___ Record excerpts

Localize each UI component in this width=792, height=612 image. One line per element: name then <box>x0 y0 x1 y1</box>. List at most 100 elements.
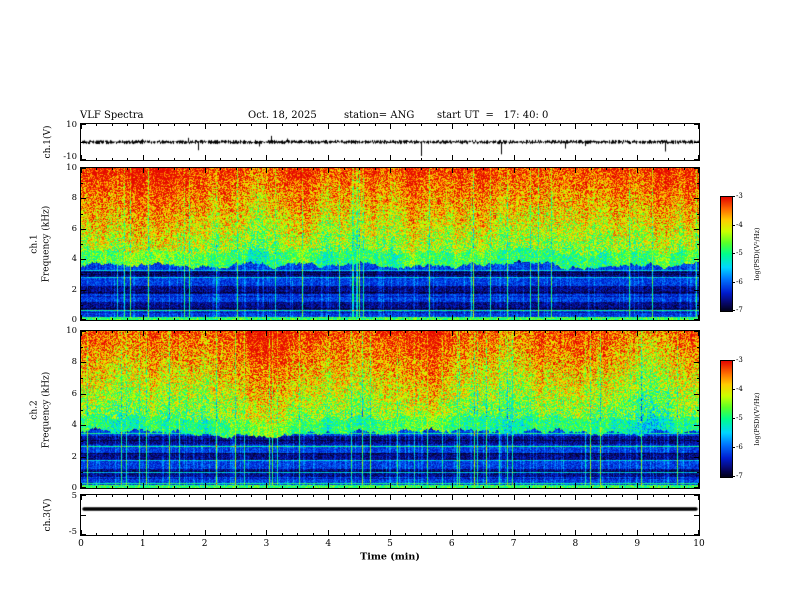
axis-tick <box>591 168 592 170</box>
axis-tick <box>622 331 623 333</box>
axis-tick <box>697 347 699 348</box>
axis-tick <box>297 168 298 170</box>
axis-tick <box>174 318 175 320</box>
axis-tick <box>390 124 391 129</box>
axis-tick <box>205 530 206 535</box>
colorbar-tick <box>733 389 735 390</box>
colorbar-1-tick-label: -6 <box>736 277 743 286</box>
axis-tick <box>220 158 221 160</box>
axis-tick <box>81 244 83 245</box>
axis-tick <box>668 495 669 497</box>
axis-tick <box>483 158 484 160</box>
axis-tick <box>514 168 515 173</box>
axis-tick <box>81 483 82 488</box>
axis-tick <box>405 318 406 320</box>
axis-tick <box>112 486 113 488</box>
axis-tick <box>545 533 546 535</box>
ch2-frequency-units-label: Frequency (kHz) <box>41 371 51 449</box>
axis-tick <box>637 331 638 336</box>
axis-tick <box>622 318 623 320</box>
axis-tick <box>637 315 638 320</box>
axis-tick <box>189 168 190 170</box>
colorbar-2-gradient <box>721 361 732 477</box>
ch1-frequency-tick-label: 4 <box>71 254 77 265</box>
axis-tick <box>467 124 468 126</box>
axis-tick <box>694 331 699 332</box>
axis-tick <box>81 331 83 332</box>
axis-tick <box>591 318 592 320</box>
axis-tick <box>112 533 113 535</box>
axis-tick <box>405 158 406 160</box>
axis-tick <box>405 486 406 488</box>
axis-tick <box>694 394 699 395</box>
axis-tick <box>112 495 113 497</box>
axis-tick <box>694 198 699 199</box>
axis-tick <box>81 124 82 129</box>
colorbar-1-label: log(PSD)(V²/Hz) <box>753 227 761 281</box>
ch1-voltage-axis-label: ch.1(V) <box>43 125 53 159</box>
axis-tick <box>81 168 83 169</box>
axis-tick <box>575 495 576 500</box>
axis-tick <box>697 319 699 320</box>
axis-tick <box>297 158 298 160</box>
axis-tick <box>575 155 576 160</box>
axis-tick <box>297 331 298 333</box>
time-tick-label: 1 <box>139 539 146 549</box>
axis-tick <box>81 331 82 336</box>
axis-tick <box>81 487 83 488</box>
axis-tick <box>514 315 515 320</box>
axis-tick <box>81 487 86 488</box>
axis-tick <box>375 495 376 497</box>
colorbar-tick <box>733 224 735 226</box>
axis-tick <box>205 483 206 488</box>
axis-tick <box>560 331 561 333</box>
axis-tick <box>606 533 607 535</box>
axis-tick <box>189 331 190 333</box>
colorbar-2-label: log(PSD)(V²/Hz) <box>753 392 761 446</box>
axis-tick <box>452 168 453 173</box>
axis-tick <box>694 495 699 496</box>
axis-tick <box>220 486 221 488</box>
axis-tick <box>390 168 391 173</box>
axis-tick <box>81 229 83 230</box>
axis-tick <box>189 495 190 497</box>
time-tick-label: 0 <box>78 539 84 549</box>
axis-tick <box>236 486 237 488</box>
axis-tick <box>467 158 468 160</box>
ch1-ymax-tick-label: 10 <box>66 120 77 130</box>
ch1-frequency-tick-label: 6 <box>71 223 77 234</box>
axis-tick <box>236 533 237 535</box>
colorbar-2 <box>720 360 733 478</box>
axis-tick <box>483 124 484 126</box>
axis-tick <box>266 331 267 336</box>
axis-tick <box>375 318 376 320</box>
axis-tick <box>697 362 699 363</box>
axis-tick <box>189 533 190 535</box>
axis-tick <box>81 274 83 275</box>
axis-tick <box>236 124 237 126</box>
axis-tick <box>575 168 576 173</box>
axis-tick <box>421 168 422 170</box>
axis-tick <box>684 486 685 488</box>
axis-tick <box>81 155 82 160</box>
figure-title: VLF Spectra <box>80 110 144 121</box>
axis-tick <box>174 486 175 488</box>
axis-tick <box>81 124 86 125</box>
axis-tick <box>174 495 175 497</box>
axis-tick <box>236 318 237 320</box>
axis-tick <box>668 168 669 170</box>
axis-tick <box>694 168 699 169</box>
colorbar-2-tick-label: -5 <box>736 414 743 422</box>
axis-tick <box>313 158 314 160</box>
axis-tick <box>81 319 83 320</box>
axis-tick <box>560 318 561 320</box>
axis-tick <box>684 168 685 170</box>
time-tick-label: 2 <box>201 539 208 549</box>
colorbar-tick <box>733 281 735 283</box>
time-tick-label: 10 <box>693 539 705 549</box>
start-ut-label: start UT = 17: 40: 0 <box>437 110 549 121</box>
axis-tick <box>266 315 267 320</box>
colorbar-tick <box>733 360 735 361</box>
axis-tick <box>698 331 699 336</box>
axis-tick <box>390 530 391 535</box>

______

--- Requirement ---
Convert every line of the records above into a JSON list of strings, one string per line, with blank lines and the pictures left out.

--- Written response ---
[
  "Localize each UI component in this width=792, height=612 image. One line per element: name then <box>x0 y0 x1 y1</box>. List at most 100 elements.",
  "axis-tick <box>591 168 592 170</box>",
  "axis-tick <box>622 331 623 333</box>",
  "axis-tick <box>697 347 699 348</box>",
  "axis-tick <box>297 168 298 170</box>",
  "axis-tick <box>174 318 175 320</box>",
  "axis-tick <box>390 124 391 129</box>",
  "axis-tick <box>205 530 206 535</box>",
  "colorbar-tick <box>733 389 735 390</box>",
  "colorbar-1-tick-label: -6 <box>736 277 743 286</box>",
  "axis-tick <box>220 158 221 160</box>",
  "axis-tick <box>81 244 83 245</box>",
  "axis-tick <box>668 495 669 497</box>",
  "axis-tick <box>483 158 484 160</box>",
  "axis-tick <box>514 168 515 173</box>",
  "axis-tick <box>81 483 82 488</box>",
  "axis-tick <box>405 318 406 320</box>",
  "axis-tick <box>112 486 113 488</box>",
  "axis-tick <box>545 533 546 535</box>",
  "ch2-frequency-units-label: Frequency (kHz) <box>41 371 51 449</box>",
  "axis-tick <box>637 331 638 336</box>",
  "axis-tick <box>622 318 623 320</box>",
  "axis-tick <box>637 315 638 320</box>",
  "axis-tick <box>189 168 190 170</box>",
  "colorbar-2-gradient <box>721 361 732 477</box>",
  "ch1-frequency-tick-label: 4 <box>71 254 77 265</box>",
  "axis-tick <box>467 124 468 126</box>",
  "axis-tick <box>694 331 699 332</box>",
  "axis-tick <box>81 331 83 332</box>",
  "axis-tick <box>591 318 592 320</box>",
  "axis-tick <box>112 533 113 535</box>",
  "axis-tick <box>405 158 406 160</box>",
  "axis-tick <box>405 486 406 488</box>",
  "axis-tick <box>694 394 699 395</box>",
  "axis-tick <box>112 495 113 497</box>",
  "axis-tick <box>694 198 699 199</box>",
  "axis-tick <box>81 124 82 129</box>",
  "colorbar-1-label: log(PSD)(V²/Hz) <box>753 227 761 281</box>",
  "ch1-voltage-axis-label: ch.1(V) <box>43 125 53 159</box>",
  "axis-tick <box>81 168 83 169</box>",
  "axis-tick <box>575 495 576 500</box>",
  "axis-tick <box>697 319 699 320</box>",
  "axis-tick <box>297 158 298 160</box>",
  "axis-tick <box>575 155 576 160</box>",
  "axis-tick <box>297 331 298 333</box>",
  "time-tick-label: 1 <box>139 539 146 549</box>",
  "axis-tick <box>81 331 82 336</box>",
  "axis-tick <box>81 487 83 488</box>",
  "axis-tick <box>514 315 515 320</box>",
  "axis-tick <box>81 487 86 488</box>",
  "axis-tick <box>375 495 376 497</box>",
  "colorbar-tick <box>733 224 735 226</box>",
  "axis-tick <box>205 483 206 488</box>",
  "axis-tick <box>560 331 561 333</box>",
  "axis-tick <box>606 533 607 535</box>",
  "axis-tick <box>189 331 190 333</box>",
  "colorbar-2-label: log(PSD)(V²/Hz) <box>753 392 761 446</box>",
  "axis-tick <box>452 168 453 173</box>",
  "axis-tick <box>694 495 699 496</box>",
  "axis-tick <box>220 486 221 488</box>",
  "axis-tick <box>390 168 391 173</box>",
  "axis-tick <box>81 229 83 230</box>",
  "axis-tick <box>189 495 190 497</box>",
  "time-tick-label: 0 <box>78 539 84 549</box>",
  "axis-tick <box>236 486 237 488</box>",
  "axis-tick <box>467 158 468 160</box>",
  "ch1-ymax-tick-label: 10 <box>66 120 77 130</box>",
  "ch1-frequency-tick-label: 6 <box>71 223 77 234</box>",
  "axis-tick <box>236 533 237 535</box>",
  "colorbar-2 <box>720 360 733 478</box>",
  "axis-tick <box>483 124 484 126</box>",
  "axis-tick <box>266 331 267 336</box>",
  "axis-tick <box>375 318 376 320</box>",
  "axis-tick <box>697 362 699 363</box>",
  "axis-tick <box>189 533 190 535</box>",
  "axis-tick <box>81 274 83 275</box>",
  "axis-tick <box>236 124 237 126</box>",
  "axis-tick <box>575 168 576 173</box>",
  "axis-tick <box>421 168 422 170</box>",
  "axis-tick <box>684 486 685 488</box>",
  "axis-tick <box>81 155 82 160</box>",
  "figure-title: VLF Spectra <box>80 110 144 121</box>",
  "axis-tick <box>174 486 175 488</box>",
  "axis-tick <box>81 124 86 125</box>",
  "axis-tick <box>174 495 175 497</box>",
  "axis-tick <box>236 318 237 320</box>",
  "axis-tick <box>668 168 669 170</box>",
  "axis-tick <box>694 168 699 169</box>",
  "colorbar-2-tick-label: -5 <box>736 414 743 422</box>",
  "axis-tick <box>313 158 314 160</box>",
  "axis-tick <box>81 319 83 320</box>",
  "axis-tick <box>560 318 561 320</box>",
  "axis-tick <box>684 168 685 170</box>",
  "time-tick-label: 2 <box>201 539 208 549</box>",
  "colorbar-tick <box>733 281 735 283</box>",
  "time-tick-label: 10 <box>693 539 705 549</box>",
  "start-ut-label: start UT = 17: 40: 0 <box>437 110 549 121</box>",
  "axis-tick <box>266 315 267 320</box>",
  "colorbar-tick <box>733 360 735 361</box>",
  "axis-tick <box>698 331 699 336</box>",
  "axis-tick <box>390 530 391 535</box>"
]